Written tasks »
1. In the forum thread about Diablo 4 and BlizzCon 2019, what did Alok say was the first thing on the stage?
2. Write the next part of the forum thread about Diablo 4 and BlizzCon 2019, picking up after its final post.

Document »
Diablo 4 - all artbook pages


Looking at it , blizzard is really moving to this art style that Diablo series needed badly. So excited right now 

Hyped again !!!!!


Free to watch blizzcon opening ceremony tonight 11:30 pm , it will be announced. Tomorrow more diablo panels are also free to watch.

Join Us At BlizzCon 2019


----------



## Desmond (Nov 1, 2019)

Looks dope.

Any news about estimate release date?


----------



## Alok (Nov 1, 2019)

Watch blizzcon at 11:30 pm tonight, it will be annouced tonight itself.

Edit: link added to main post.


----------



## Desmond (Nov 1, 2019)

>blizzcon

Free Hong Kong.


----------



## Alok (Nov 1, 2019)

Desmond David said:


> >blizzcon
> 
> Free Hong Kong.



Yes they deserve all the hate and criticism but it's my beloved franchise, I'll see what they have to offer.


Sent from my iPhone using Tapatalk


----------



## Desmond (Nov 1, 2019)

What I was implying is that there is a very high probability that at least some form of protest will happen.


----------



## Alok (Nov 1, 2019)

Lol I would love to see someone gives them a lesson like that Red guy last year. Though this time things are serious.


Sent from my iPhone using Tapatalk


----------



## Desmond (Nov 1, 2019)

Alok said:


> Red guy last year


The "Off season April's fools joke" guy? I doubt anything like this will happen again, they probably will disallow any audience interaction. Especially because of the Free Hong Kong movement going on.


----------



## Alok (Nov 2, 2019)

*Check out the website, turn on the music, environment section gives me D2 vibes.


Diablo IV
Going open world this time
*




Sent from my iPhone using Tapatalk


----------



## Alok (Nov 2, 2019)

Desmond David said:


> The "Off season April's fools joke" guy? I doubt anything like this will happen again, they probably will disallow any audience interaction. Especially because of the Free Hong Kong movement going on.



First things on the stage was an apology. Good gesture.


Sent from my iPhone using Tapatalk


----------



## Desmond (Nov 2, 2019)

Only three characters? Perhaps there will be more in DLC. I also hope they don't do the always online bullshit that Diablo 3 did.


----------



## thetechfreak (Nov 2, 2019)

I doubt they'll let people ask questions. Maybe they'll send their own people to pose as crowd and ask. Risk is too high for them.

Records provided »
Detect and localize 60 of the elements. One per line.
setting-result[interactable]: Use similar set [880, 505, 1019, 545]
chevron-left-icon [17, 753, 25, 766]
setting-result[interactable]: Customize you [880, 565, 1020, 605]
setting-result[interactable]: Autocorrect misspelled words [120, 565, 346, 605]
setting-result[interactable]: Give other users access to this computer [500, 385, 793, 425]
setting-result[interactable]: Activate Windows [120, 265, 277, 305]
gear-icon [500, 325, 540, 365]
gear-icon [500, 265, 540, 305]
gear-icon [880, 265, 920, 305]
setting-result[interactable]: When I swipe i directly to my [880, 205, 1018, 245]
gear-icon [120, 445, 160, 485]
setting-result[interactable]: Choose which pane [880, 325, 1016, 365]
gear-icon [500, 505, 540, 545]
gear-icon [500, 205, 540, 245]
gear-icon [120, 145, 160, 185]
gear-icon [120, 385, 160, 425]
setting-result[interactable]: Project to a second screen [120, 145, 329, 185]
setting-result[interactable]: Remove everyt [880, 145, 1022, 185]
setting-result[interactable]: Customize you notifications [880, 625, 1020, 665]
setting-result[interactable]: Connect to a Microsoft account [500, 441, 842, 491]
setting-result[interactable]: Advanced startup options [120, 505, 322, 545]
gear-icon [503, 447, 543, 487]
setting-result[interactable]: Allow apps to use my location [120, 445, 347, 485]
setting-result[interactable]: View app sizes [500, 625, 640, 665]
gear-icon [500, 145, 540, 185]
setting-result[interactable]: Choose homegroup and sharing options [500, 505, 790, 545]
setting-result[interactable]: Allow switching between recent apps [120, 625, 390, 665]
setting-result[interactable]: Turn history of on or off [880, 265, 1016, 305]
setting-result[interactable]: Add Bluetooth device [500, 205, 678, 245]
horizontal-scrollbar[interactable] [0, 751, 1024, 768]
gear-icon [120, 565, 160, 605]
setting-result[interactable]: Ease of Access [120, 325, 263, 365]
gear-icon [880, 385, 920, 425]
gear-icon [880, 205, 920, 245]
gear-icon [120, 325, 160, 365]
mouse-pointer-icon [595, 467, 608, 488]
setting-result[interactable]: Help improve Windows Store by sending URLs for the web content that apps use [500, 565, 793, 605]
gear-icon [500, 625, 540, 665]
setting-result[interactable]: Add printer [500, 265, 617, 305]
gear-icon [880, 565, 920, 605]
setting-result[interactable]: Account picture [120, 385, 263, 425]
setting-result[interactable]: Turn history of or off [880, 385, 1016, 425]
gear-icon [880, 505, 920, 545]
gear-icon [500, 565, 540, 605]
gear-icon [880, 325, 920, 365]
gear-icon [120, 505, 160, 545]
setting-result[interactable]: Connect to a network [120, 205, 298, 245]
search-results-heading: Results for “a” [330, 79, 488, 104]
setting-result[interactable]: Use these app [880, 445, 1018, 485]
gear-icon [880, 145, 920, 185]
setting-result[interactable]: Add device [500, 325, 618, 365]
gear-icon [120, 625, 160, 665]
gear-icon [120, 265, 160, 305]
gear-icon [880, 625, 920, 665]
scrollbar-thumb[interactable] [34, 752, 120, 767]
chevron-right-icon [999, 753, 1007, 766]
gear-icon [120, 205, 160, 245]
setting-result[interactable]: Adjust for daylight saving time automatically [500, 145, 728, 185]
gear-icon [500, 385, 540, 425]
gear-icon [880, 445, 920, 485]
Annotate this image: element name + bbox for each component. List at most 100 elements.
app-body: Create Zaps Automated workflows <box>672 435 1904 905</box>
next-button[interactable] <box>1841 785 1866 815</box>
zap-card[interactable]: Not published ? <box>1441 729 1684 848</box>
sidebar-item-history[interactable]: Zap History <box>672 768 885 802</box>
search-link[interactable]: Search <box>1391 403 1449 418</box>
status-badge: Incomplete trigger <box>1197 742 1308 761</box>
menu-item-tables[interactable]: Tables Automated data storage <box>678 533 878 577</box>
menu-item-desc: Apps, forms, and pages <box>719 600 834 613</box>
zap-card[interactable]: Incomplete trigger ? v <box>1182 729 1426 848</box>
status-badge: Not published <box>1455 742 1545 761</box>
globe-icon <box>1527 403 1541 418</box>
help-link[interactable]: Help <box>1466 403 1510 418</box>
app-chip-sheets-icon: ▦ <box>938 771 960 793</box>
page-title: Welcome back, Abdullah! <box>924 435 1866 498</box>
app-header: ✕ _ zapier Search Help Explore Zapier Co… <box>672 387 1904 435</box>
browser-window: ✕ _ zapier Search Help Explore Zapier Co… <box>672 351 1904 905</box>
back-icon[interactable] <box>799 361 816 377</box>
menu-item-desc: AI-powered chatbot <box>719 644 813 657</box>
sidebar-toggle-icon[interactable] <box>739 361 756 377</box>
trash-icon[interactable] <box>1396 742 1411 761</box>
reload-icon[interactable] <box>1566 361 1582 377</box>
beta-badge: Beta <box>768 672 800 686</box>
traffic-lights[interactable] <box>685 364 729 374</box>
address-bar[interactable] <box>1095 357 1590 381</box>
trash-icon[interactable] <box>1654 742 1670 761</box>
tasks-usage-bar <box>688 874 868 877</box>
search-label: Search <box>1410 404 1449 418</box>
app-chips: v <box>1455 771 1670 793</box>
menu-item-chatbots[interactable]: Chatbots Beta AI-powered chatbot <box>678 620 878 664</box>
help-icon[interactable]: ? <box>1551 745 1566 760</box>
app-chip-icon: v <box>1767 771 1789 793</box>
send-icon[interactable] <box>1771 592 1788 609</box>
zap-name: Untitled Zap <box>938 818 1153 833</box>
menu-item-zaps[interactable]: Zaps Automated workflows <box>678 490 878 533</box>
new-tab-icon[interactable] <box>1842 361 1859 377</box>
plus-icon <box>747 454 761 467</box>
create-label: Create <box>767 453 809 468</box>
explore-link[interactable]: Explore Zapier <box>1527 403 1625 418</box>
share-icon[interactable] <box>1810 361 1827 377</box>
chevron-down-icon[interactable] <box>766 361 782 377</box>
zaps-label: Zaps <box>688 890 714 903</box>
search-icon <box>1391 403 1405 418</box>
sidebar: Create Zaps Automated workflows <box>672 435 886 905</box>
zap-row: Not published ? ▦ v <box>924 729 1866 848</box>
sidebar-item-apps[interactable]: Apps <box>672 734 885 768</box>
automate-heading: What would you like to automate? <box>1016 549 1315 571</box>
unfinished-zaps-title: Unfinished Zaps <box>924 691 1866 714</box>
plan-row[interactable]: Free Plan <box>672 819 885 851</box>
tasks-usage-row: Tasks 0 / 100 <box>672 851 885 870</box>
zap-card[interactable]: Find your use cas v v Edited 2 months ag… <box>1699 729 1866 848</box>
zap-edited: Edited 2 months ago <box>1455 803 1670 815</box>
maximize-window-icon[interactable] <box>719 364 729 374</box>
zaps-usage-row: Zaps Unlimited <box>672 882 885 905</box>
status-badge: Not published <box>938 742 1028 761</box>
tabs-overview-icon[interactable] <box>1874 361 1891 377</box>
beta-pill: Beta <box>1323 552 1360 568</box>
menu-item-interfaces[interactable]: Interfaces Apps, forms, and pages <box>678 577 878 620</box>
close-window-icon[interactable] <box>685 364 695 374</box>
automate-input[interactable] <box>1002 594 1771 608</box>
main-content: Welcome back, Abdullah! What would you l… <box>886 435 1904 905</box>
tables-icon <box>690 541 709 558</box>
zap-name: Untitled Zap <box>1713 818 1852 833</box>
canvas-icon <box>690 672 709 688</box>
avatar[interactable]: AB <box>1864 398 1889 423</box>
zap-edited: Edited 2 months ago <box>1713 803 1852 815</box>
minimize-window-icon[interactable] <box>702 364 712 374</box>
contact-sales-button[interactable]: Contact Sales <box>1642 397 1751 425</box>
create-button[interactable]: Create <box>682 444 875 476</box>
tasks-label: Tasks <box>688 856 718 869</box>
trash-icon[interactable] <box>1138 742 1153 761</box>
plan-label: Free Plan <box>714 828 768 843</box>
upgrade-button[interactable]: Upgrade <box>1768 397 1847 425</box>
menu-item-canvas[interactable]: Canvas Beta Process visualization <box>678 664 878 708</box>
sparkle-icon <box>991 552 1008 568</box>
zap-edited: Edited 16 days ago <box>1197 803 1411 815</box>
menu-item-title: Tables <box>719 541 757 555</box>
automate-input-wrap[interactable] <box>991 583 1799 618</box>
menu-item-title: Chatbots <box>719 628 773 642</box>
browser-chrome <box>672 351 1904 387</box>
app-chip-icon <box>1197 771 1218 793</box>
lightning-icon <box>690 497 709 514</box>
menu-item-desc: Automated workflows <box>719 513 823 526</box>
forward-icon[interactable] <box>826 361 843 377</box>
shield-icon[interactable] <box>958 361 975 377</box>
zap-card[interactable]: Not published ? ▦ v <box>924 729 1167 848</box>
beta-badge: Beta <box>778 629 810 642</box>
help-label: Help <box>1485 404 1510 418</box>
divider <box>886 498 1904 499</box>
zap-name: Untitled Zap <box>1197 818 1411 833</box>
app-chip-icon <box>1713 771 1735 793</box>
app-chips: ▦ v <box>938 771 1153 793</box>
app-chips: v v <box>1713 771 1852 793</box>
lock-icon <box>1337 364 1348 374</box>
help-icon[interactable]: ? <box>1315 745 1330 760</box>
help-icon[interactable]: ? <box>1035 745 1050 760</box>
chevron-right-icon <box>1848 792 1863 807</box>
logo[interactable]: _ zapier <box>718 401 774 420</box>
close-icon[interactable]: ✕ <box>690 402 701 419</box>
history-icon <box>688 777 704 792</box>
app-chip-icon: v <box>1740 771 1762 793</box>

Replies »
1. An apology.

2.
Sent from my vivo 1807 using Tapatalk


----------



## Alok (Nov 2, 2019)

Desmond David said:


> Only three characters? Perhaps there will be more in DLC. I also hope they don't do the always online bullshit that Diablo 3 did.



Im sure game director said there are 5 classes to begin with. Three basic are being shown here.


Sent from my iPhone using Tapatalk


----------



## thetechfreak (Nov 2, 2019)

Alok said:


> Im sure game director said there are 5 classes to begin with. Three basic are being shown here.
> 
> 
> Sent from my iPhone using Tapatalk


Didn't Diablo 3 had 3 or 4? I guess they're aiming for more DLC this time around. 

Sent from my vivo 1807 using Tapatalk


----------



## Alok (Nov 2, 2019)

thetechfreak said:


> Didn't Diablo 3 had 3 or 4? I guess they're aiming for more DLC this time around.
> 
> Sent from my vivo 1807 using Tapatalk



There were barb , wizard, Witch doctor, monk, demon hunter , total 5 in d3. They added necro, crusader latter.


Sent from my iPhone using Tapatalk


----------



## Desmond (Nov 2, 2019)

Monk was my favourite.

Edit: In other news - Protestors Rally Outside Blizzcon 2019 with 'Winnie the Pooh' Costumes


----------



## snap (Nov 2, 2019)

Path of Exile 4.0 announcement in 15 days.


----------



## 007 (Nov 2, 2019)

Official Announcement Cinematic Trailer





Gameplay Trailer


----------



## 007 (Nov 2, 2019)

Hands-on Gameplay Impressions


----------



## Piyush (Nov 2, 2019)

Me while watching cinematic trailer 

Me while watching gameplay trailer


----------



## Alok (Nov 2, 2019)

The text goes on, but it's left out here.